_RECORDS TO PROCESS_:
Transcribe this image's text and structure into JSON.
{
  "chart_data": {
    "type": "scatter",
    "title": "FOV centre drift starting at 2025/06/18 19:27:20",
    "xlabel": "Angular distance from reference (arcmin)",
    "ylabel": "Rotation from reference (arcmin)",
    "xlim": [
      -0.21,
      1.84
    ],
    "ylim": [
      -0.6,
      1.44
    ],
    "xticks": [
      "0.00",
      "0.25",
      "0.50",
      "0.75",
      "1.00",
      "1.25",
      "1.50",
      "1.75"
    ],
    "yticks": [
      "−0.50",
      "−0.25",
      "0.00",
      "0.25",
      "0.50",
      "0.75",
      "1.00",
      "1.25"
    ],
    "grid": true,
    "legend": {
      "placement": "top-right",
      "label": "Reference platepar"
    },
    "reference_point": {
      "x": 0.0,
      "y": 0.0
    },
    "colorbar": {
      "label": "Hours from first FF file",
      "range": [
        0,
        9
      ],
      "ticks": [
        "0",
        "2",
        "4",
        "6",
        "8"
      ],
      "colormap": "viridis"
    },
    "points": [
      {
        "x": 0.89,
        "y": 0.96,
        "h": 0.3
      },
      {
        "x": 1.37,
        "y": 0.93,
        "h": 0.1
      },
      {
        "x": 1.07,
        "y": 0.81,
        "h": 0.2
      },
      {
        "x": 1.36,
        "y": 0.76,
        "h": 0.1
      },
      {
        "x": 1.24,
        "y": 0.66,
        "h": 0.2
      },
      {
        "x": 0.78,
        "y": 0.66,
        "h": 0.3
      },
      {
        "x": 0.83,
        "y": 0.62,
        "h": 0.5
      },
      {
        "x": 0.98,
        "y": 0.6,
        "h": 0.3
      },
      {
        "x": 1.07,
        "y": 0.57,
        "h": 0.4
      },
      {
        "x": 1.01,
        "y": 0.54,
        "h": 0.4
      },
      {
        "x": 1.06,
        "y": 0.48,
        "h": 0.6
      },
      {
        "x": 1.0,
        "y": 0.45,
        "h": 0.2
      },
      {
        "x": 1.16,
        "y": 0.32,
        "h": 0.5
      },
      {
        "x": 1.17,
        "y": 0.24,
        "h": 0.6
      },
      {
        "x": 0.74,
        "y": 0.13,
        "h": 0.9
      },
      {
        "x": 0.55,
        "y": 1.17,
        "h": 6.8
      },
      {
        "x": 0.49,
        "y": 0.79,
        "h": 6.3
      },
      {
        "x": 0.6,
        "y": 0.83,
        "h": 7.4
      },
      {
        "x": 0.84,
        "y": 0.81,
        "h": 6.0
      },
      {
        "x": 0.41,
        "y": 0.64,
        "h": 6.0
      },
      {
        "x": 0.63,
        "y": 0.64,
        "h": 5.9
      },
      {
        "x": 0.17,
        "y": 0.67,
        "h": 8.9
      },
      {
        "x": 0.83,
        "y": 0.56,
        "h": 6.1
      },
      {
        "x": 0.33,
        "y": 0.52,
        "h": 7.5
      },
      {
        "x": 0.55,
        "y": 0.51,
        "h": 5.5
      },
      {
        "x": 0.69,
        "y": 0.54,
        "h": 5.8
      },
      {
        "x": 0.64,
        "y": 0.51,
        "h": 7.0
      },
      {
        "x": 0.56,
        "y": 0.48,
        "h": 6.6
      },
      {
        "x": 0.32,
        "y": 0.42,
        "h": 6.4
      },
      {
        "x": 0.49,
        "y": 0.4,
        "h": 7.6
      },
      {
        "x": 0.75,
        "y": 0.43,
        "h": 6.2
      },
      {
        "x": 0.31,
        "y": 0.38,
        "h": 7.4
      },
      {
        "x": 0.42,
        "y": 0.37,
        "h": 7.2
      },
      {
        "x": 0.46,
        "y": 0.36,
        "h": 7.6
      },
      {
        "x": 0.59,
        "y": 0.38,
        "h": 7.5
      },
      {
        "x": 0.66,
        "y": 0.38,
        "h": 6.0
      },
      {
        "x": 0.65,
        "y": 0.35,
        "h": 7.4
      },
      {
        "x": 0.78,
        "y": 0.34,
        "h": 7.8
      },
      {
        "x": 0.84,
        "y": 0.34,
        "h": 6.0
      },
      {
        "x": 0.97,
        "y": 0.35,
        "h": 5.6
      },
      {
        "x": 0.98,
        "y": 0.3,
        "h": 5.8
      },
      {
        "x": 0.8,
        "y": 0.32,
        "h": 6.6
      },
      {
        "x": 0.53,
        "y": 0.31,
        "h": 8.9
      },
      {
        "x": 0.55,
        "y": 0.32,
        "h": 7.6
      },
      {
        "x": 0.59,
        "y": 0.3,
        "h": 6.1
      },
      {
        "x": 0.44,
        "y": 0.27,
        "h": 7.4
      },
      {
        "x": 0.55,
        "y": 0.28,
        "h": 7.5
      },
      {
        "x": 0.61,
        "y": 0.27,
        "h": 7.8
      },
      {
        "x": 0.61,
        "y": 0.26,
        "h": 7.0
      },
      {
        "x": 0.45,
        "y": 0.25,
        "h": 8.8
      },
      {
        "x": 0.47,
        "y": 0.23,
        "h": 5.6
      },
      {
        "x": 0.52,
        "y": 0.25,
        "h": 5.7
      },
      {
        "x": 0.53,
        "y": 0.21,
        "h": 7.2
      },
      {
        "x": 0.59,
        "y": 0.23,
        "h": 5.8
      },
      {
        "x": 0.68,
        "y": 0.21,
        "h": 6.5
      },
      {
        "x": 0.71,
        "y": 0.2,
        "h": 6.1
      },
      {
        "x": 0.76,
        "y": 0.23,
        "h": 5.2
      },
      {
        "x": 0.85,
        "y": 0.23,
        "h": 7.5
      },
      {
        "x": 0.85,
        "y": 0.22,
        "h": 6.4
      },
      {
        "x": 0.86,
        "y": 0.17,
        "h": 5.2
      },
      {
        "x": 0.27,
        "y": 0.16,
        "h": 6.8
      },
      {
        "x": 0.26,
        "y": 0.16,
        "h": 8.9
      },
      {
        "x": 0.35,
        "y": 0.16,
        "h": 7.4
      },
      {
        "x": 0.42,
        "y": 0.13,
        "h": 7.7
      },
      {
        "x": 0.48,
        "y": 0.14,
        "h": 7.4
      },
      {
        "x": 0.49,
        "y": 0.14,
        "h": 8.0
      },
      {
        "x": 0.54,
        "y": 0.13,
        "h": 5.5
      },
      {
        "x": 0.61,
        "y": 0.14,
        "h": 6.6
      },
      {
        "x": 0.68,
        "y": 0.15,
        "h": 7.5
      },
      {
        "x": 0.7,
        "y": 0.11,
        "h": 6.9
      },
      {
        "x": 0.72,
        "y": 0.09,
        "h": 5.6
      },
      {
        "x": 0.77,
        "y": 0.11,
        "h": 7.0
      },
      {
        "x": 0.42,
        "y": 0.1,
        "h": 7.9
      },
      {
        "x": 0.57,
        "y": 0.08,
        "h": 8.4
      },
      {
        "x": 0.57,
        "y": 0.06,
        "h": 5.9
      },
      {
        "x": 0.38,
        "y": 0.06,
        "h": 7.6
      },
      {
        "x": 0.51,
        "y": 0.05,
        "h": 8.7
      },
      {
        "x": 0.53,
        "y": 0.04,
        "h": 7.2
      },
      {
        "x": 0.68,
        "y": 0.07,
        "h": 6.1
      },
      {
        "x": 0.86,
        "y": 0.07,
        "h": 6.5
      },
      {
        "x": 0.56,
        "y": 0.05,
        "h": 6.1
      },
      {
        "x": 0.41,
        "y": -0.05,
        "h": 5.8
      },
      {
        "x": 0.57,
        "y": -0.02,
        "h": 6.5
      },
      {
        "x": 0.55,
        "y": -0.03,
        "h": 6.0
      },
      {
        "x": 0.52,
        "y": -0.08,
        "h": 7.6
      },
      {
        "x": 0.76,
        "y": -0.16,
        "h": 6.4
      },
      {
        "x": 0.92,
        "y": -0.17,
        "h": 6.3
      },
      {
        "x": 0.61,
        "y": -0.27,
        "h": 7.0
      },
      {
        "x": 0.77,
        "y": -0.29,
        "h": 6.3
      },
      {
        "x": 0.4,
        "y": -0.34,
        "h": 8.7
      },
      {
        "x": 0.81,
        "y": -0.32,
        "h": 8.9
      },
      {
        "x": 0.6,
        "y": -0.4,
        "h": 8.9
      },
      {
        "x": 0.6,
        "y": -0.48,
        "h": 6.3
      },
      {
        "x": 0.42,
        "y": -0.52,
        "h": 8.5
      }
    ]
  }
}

_GIVEN REQUEST_:
Search the entries for the word "from" and gather every line where it appears.

_OUTPUT OF THE TASK_:
    "xlabel": "Angular distance from reference (arcmin)",
    "ylabel": "Rotation from reference (arcmin)",
      "label": "Hours from first FF file",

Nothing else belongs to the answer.